Given request - Carry none of the pictures over; write out the complete data exactly.

Records supplied -
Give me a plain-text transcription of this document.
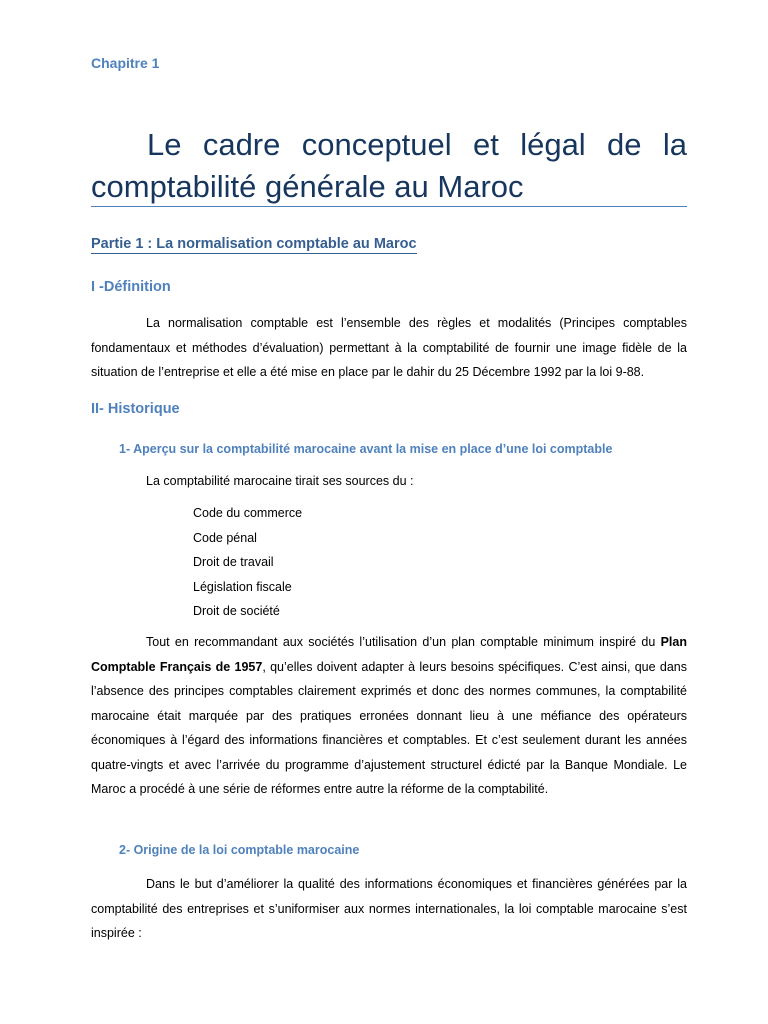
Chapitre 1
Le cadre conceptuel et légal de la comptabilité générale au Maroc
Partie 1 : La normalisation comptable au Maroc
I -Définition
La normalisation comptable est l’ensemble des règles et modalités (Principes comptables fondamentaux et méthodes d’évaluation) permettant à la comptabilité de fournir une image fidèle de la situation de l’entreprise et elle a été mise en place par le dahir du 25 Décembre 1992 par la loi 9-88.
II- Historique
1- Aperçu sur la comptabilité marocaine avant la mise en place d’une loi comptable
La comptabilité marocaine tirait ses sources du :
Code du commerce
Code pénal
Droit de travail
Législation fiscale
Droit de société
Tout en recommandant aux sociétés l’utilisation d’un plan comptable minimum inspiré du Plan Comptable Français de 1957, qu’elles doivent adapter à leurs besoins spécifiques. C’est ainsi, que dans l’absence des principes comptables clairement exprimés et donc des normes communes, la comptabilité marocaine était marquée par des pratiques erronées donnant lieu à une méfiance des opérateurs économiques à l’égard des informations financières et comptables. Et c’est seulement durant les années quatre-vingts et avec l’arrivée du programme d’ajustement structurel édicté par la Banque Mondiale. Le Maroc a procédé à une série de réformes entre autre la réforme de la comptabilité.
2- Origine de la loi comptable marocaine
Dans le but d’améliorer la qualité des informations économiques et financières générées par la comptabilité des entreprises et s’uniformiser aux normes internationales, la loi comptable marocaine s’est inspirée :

Result of the exercise -
Give me a plain-text transcription of this document.
Chapitre 1
Le cadre conceptuel et légal de la comptabilité générale au Maroc
Partie 1 : La normalisation comptable au Maroc
I -Définition
La normalisation comptable est l’ensemble des règles et modalités (Principes comptables fondamentaux et méthodes d’évaluation) permettant à la comptabilité de fournir une image fidèle de la situation de l’entreprise et elle a été mise en place par le dahir du 25 Décembre 1992 par la loi 9-88.
II- Historique
1- Aperçu sur la comptabilité marocaine avant la mise en place d’une loi comptable
La comptabilité marocaine tirait ses sources du :
Code du commerce
Code pénal
Droit de travail
Législation fiscale
Droit de société
Tout en recommandant aux sociétés l’utilisation d’un plan comptable minimum inspiré du Plan Comptable Français de 1957, qu’elles doivent adapter à leurs besoins spécifiques. C’est ainsi, que dans l’absence des principes comptables clairement exprimés et donc des normes communes, la comptabilité marocaine était marquée par des pratiques erronées donnant lieu à une méfiance des opérateurs économiques à l’égard des informations financières et comptables. Et c’est seulement durant les années quatre-vingts et avec l’arrivée du programme d’ajustement structurel édicté par la Banque Mondiale. Le Maroc a procédé à une série de réformes entre autre la réforme de la comptabilité.
2- Origine de la loi comptable marocaine
Dans le but d’améliorer la qualité des informations économiques et financières générées par la comptabilité des entreprises et s’uniformiser aux normes internationales, la loi comptable marocaine s’est inspirée :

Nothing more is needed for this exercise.